Restate the entries word for word, omitting nothing.

# start of TASK DATA

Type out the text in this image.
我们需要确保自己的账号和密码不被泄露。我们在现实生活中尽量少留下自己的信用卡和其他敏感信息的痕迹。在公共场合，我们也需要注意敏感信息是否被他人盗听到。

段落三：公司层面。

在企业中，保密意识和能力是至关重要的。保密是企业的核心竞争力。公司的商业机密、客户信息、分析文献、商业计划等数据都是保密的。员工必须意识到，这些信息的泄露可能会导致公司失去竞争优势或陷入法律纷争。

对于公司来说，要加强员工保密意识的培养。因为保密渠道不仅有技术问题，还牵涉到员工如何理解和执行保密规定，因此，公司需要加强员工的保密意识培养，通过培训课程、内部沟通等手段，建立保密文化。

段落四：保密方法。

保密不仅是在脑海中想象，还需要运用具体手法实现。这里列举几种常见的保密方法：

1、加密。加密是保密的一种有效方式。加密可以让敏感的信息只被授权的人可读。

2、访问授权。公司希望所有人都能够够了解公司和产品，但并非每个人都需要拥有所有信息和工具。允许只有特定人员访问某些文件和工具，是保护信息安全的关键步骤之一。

# end of TASK DATA

OUTPUT FOR THIS TASK:
Type out the text in this image.
我们需要确保自己的账号和密码不被泄露。我们在现实生活中尽量少留下自己的信用卡和其他敏感信息的痕迹。在公共场合，我们也需要注意敏感信息是否被他人盗听到。

段落三：公司层面。

在企业中，保密意识和能力是至关重要的。保密是企业的核心竞争力。公司的商业机密、客户信息、分析文献、商业计划等数据都是保密的。员工必须意识到，这些信息的泄露可能会导致公司失去竞争优势或陷入法律纷争。

对于公司来说，要加强员工保密意识的培养。因为保密渠道不仅有技术问题，还牵涉到员工如何理解和执行保密规定，因此，公司需要加强员工的保密意识培养，通过培训课程、内部沟通等手段，建立保密文化。

段落四：保密方法。

保密不仅是在脑海中想象，还需要运用具体手法实现。这里列举几种常见的保密方法：

1、加密。加密是保密的一种有效方式。加密可以让敏感的信息只被授权的人可读。

2、访问授权。公司希望所有人都能够够了解公司和产品，但并非每个人都需要拥有所有信息和工具。允许只有特定人员访问某些文件和工具，是保护信息安全的关键步骤之一。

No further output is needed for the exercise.